=== Input for this task ===

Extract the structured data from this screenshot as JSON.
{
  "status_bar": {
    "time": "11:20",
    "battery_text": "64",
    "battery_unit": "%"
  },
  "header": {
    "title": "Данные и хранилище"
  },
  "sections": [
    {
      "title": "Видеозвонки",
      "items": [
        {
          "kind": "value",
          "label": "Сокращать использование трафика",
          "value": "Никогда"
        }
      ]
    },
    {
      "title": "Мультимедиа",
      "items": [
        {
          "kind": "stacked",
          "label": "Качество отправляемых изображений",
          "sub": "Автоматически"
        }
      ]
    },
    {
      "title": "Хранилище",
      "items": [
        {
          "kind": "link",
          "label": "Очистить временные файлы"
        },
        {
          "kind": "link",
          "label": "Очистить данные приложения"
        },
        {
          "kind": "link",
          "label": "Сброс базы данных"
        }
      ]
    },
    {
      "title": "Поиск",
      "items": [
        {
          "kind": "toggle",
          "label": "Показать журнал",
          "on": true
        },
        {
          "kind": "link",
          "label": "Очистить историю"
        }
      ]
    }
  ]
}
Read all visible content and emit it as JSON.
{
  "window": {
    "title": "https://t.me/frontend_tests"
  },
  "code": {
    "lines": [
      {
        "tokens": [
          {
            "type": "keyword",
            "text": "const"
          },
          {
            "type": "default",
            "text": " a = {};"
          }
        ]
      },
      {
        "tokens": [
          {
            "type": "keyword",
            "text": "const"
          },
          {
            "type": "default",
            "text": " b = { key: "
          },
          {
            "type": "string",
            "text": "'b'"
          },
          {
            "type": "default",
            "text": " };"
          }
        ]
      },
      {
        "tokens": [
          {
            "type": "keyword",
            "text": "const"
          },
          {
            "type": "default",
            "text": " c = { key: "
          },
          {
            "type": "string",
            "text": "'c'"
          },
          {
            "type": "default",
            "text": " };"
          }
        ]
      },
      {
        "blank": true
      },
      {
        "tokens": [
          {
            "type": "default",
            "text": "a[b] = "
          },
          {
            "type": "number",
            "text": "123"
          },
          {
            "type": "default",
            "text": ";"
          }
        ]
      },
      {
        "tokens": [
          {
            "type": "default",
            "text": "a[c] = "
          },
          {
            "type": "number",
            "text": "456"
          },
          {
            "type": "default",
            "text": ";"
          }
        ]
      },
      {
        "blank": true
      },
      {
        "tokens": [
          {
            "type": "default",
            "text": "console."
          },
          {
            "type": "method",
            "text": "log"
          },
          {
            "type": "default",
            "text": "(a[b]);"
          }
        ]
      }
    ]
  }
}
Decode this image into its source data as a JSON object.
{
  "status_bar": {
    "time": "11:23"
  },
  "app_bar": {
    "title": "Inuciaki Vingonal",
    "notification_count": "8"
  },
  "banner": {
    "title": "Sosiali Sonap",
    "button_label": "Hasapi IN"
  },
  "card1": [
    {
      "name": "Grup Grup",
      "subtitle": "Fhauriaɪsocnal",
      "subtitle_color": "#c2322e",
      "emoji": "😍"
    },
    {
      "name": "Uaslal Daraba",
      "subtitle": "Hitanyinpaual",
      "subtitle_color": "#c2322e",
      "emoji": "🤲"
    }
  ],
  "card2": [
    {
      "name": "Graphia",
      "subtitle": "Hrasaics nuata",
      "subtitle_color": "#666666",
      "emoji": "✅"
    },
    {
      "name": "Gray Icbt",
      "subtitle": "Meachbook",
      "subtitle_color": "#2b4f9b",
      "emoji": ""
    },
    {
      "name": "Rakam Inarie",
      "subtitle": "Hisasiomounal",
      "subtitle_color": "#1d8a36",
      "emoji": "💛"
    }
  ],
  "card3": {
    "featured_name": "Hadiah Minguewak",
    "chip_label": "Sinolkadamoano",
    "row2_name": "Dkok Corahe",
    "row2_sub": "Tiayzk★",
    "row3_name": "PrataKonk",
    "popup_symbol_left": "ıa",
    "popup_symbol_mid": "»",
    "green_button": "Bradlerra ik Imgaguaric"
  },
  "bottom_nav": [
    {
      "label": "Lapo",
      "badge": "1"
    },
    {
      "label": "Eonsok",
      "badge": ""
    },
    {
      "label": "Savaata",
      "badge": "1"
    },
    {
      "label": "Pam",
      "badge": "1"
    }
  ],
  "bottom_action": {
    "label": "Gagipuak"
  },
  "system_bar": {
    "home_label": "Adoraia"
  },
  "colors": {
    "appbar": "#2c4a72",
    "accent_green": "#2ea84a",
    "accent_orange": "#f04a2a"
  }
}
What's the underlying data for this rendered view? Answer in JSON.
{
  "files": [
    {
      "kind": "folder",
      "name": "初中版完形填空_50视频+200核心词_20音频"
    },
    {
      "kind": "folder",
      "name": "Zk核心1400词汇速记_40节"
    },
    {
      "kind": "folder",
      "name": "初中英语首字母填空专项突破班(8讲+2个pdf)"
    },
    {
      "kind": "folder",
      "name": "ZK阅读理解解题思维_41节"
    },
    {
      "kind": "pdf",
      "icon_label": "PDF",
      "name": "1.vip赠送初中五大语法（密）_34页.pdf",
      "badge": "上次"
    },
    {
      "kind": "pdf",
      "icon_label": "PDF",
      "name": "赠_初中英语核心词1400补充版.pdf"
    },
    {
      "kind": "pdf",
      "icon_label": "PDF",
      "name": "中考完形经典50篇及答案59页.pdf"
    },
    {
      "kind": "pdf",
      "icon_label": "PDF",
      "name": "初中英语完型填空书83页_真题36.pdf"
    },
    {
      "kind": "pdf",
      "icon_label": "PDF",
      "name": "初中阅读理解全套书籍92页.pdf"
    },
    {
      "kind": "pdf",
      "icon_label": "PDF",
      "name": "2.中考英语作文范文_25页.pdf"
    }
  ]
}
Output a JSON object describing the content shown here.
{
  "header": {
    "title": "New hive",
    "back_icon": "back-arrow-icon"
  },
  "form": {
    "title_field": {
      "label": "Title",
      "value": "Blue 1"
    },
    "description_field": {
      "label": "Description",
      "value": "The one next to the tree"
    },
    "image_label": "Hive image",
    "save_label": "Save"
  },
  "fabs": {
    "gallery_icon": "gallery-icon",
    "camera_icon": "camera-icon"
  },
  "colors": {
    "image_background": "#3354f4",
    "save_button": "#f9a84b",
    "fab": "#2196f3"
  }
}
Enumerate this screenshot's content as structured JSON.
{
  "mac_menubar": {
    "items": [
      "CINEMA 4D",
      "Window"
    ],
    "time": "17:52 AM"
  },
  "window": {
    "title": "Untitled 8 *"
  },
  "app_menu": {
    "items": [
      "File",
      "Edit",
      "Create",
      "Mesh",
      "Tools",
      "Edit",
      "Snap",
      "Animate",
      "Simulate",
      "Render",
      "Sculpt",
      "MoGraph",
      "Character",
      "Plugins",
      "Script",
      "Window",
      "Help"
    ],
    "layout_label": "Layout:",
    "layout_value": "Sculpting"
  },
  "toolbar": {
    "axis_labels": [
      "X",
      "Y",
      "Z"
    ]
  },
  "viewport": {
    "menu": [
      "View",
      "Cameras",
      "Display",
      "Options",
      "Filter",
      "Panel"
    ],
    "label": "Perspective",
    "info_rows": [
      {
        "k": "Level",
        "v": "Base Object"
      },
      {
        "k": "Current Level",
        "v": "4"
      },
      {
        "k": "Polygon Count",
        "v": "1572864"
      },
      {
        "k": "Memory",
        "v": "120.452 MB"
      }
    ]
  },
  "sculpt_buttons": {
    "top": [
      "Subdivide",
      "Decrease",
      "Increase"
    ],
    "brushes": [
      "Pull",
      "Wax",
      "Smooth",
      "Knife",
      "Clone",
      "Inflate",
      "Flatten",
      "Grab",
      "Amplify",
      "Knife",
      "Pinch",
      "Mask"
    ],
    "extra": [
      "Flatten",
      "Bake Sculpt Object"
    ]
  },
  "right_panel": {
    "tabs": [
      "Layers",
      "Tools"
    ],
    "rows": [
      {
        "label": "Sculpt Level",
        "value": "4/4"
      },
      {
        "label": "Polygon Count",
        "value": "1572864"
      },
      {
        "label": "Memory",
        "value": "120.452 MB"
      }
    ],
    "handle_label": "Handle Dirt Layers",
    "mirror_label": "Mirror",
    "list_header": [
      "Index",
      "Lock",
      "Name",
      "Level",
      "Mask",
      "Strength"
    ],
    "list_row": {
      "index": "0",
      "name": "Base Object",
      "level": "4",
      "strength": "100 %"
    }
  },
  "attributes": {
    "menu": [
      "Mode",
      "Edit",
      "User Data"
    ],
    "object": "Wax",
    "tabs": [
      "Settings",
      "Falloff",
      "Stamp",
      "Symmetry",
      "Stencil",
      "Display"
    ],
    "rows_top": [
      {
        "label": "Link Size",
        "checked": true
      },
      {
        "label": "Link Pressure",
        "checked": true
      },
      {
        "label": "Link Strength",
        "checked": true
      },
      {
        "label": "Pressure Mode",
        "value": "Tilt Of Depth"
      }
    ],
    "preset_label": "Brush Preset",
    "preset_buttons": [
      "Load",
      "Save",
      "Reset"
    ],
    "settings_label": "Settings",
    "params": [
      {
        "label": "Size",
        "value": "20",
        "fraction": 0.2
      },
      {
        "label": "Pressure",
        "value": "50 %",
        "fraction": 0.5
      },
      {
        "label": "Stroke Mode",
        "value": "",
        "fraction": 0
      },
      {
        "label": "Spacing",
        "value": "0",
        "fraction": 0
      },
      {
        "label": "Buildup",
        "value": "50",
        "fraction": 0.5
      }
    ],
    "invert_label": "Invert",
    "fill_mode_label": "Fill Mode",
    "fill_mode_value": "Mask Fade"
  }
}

===

### What you will do
Within the records, how many lines include "structured"? The answer is the number and nothing else.

### Solution for this problem
2